## Problem description:
Write the data out again, character for character, with no images.
---------- Given data
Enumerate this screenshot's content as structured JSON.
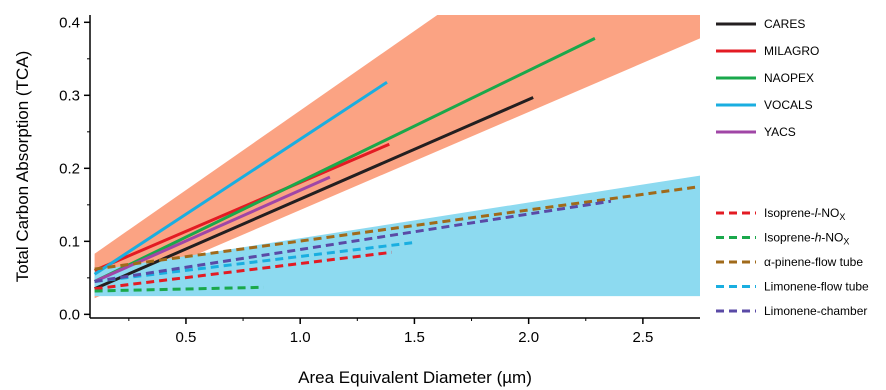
{
  "chart_data": {
    "type": "line",
    "title": "",
    "xlabel": "Area Equivalent Diameter (µm)",
    "ylabel": "Total Carbon Absorption (TCA)",
    "xlim": [
      0.08,
      2.75
    ],
    "ylim": [
      -0.005,
      0.41
    ],
    "xticks": [
      0.5,
      1.0,
      1.5,
      2.0,
      2.5
    ],
    "xtick_labels": [
      "0.5",
      "1.0",
      "1.5",
      "2.0",
      "2.5"
    ],
    "yticks": [
      0.0,
      0.1,
      0.2,
      0.3,
      0.4
    ],
    "ytick_labels": [
      "0.0",
      "0.1",
      "0.2",
      "0.3",
      "0.4"
    ],
    "grid": false,
    "legend_position": "right",
    "bands": [
      {
        "color": "#fba383",
        "polygon": [
          [
            0.1,
            0.022
          ],
          [
            0.1,
            0.083
          ],
          [
            1.6,
            0.41
          ],
          [
            2.75,
            0.41
          ],
          [
            2.75,
            0.378
          ]
        ]
      },
      {
        "color": "#8ddaf0",
        "polygon": [
          [
            0.1,
            0.025
          ],
          [
            0.1,
            0.06
          ],
          [
            2.75,
            0.19
          ],
          [
            2.75,
            0.025
          ]
        ]
      }
    ],
    "series": [
      {
        "name": "CARES",
        "color": "#231f20",
        "dash": "solid",
        "x": [
          0.1,
          2.02
        ],
        "y": [
          0.035,
          0.297
        ]
      },
      {
        "name": "MILAGRO",
        "color": "#e31b23",
        "dash": "solid",
        "x": [
          0.1,
          1.39
        ],
        "y": [
          0.06,
          0.233
        ]
      },
      {
        "name": "NAOPEX",
        "color": "#1aa84b",
        "dash": "solid",
        "x": [
          0.1,
          2.29
        ],
        "y": [
          0.045,
          0.378
        ]
      },
      {
        "name": "VOCALS",
        "color": "#1aaee0",
        "dash": "solid",
        "x": [
          0.1,
          1.38
        ],
        "y": [
          0.055,
          0.318
        ]
      },
      {
        "name": "YACS",
        "color": "#a046a6",
        "dash": "solid",
        "x": [
          0.1,
          1.13
        ],
        "y": [
          0.045,
          0.188
        ]
      },
      {
        "name": "Isoprene-l-NOx",
        "color": "#e31b23",
        "dash": "dashed",
        "x": [
          0.1,
          1.4
        ],
        "y": [
          0.035,
          0.085
        ]
      },
      {
        "name": "Isoprene-h-NOx",
        "color": "#1aa84b",
        "dash": "dashed",
        "x": [
          0.1,
          0.84
        ],
        "y": [
          0.032,
          0.037
        ]
      },
      {
        "name": "α-pinene-flow tube",
        "color": "#a06a1a",
        "dash": "dashed",
        "x": [
          0.1,
          2.75
        ],
        "y": [
          0.062,
          0.175
        ]
      },
      {
        "name": "Limonene-flow tube",
        "color": "#1aaee0",
        "dash": "dashed",
        "x": [
          0.1,
          1.49
        ],
        "y": [
          0.045,
          0.098
        ]
      },
      {
        "name": "Limonene-chamber",
        "color": "#5a4aa6",
        "dash": "dashed",
        "x": [
          0.1,
          2.36
        ],
        "y": [
          0.045,
          0.155
        ]
      }
    ],
    "legend": {
      "solid_entries": [
        {
          "label": "CARES",
          "color": "#231f20"
        },
        {
          "label": "MILAGRO",
          "color": "#e31b23"
        },
        {
          "label": "NAOPEX",
          "color": "#1aa84b"
        },
        {
          "label": "VOCALS",
          "color": "#1aaee0"
        },
        {
          "label": "YACS",
          "color": "#a046a6"
        }
      ],
      "dashed_entries": [
        {
          "label_prefix": "Isoprene-",
          "label_italic": "l",
          "label_mid": "-NO",
          "label_sub": "X",
          "label": "Isoprene-l-NOx",
          "color": "#e31b23"
        },
        {
          "label_prefix": "Isoprene-",
          "label_italic": "h",
          "label_mid": "-NO",
          "label_sub": "X",
          "label": "Isoprene-h-NOx",
          "color": "#1aa84b"
        },
        {
          "label_prefix": "α-pinene-flow tube",
          "label_italic": "",
          "label_mid": "",
          "label_sub": "",
          "label": "α-pinene-flow tube",
          "color": "#a06a1a"
        },
        {
          "label_prefix": "Limonene-flow tube",
          "label_italic": "",
          "label_mid": "",
          "label_sub": "",
          "label": "Limonene-flow tube",
          "color": "#1aaee0"
        },
        {
          "label_prefix": "Limonene-chamber",
          "label_italic": "",
          "label_mid": "",
          "label_sub": "",
          "label": "Limonene-chamber",
          "color": "#5a4aa6"
        }
      ]
    }
  }
}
--------------------
## Written response:
Enumerate this screenshot's content as structured JSON.
{
  "chart_data": {
    "type": "line",
    "title": "",
    "xlabel": "Area Equivalent Diameter (µm)",
    "ylabel": "Total Carbon Absorption (TCA)",
    "xlim": [
      0.08,
      2.75
    ],
    "ylim": [
      -0.005,
      0.41
    ],
    "xticks": [
      0.5,
      1.0,
      1.5,
      2.0,
      2.5
    ],
    "xtick_labels": [
      "0.5",
      "1.0",
      "1.5",
      "2.0",
      "2.5"
    ],
    "yticks": [
      0.0,
      0.1,
      0.2,
      0.3,
      0.4
    ],
    "ytick_labels": [
      "0.0",
      "0.1",
      "0.2",
      "0.3",
      "0.4"
    ],
    "grid": false,
    "legend_position": "right",
    "bands": [
      {
        "color": "#fba383",
        "polygon": [
          [
            0.1,
            0.022
          ],
          [
            0.1,
            0.083
          ],
          [
            1.6,
            0.41
          ],
          [
            2.75,
            0.41
          ],
          [
            2.75,
            0.378
          ]
        ]
      },
      {
        "color": "#8ddaf0",
        "polygon": [
          [
            0.1,
            0.025
          ],
          [
            0.1,
            0.06
          ],
          [
            2.75,
            0.19
          ],
          [
            2.75,
            0.025
          ]
        ]
      }
    ],
    "series": [
      {
        "name": "CARES",
        "color": "#231f20",
        "dash": "solid",
        "x": [
          0.1,
          2.02
        ],
        "y": [
          0.035,
          0.297
        ]
      },
      {
        "name": "MILAGRO",
        "color": "#e31b23",
        "dash": "solid",
        "x": [
          0.1,
          1.39
        ],
        "y": [
          0.06,
          0.233
        ]
      },
      {
        "name": "NAOPEX",
        "color": "#1aa84b",
        "dash": "solid",
        "x": [
          0.1,
          2.29
        ],
        "y": [
          0.045,
          0.378
        ]
      },
      {
        "name": "VOCALS",
        "color": "#1aaee0",
        "dash": "solid",
        "x": [
          0.1,
          1.38
        ],
        "y": [
          0.055,
          0.318
        ]
      },
      {
        "name": "YACS",
        "color": "#a046a6",
        "dash": "solid",
        "x": [
          0.1,
          1.13
        ],
        "y": [
          0.045,
          0.188
        ]
      },
      {
        "name": "Isoprene-l-NOx",
        "color": "#e31b23",
        "dash": "dashed",
        "x": [
          0.1,
          1.4
        ],
        "y": [
          0.035,
          0.085
        ]
      },
      {
        "name": "Isoprene-h-NOx",
        "color": "#1aa84b",
        "dash": "dashed",
        "x": [
          0.1,
          0.84
        ],
        "y": [
          0.032,
          0.037
        ]
      },
      {
        "name": "α-pinene-flow tube",
        "color": "#a06a1a",
        "dash": "dashed",
        "x": [
          0.1,
          2.75
        ],
        "y": [
          0.062,
          0.175
        ]
      },
      {
        "name": "Limonene-flow tube",
        "color": "#1aaee0",
        "dash": "dashed",
        "x": [
          0.1,
          1.49
        ],
        "y": [
          0.045,
          0.098
        ]
      },
      {
        "name": "Limonene-chamber",
        "color": "#5a4aa6",
        "dash": "dashed",
        "x": [
          0.1,
          2.36
        ],
        "y": [
          0.045,
          0.155
        ]
      }
    ],
    "legend": {
      "solid_entries": [
        {
          "label": "CARES",
          "color": "#231f20"
        },
        {
          "label": "MILAGRO",
          "color": "#e31b23"
        },
        {
          "label": "NAOPEX",
          "color": "#1aa84b"
        },
        {
          "label": "VOCALS",
          "color": "#1aaee0"
        },
        {
          "label": "YACS",
          "color": "#a046a6"
        }
      ],
      "dashed_entries": [
        {
          "label_prefix": "Isoprene-",
          "label_italic": "l",
          "label_mid": "-NO",
          "label_sub": "X",
          "label": "Isoprene-l-NOx",
          "color": "#e31b23"
        },
        {
          "label_prefix": "Isoprene-",
          "label_italic": "h",
          "label_mid": "-NO",
          "label_sub": "X",
          "label": "Isoprene-h-NOx",
          "color": "#1aa84b"
        },
        {
          "label_prefix": "α-pinene-flow tube",
          "label_italic": "",
          "label_mid": "",
          "label_sub": "",
          "label": "α-pinene-flow tube",
          "color": "#a06a1a"
        },
        {
          "label_prefix": "Limonene-flow tube",
          "label_italic": "",
          "label_mid": "",
          "label_sub": "",
          "label": "Limonene-flow tube",
          "color": "#1aaee0"
        },
        {
          "label_prefix": "Limonene-chamber",
          "label_italic": "",
          "label_mid": "",
          "label_sub": "",
          "label": "Limonene-chamber",
          "color": "#5a4aa6"
        }
      ]
    }
  }
}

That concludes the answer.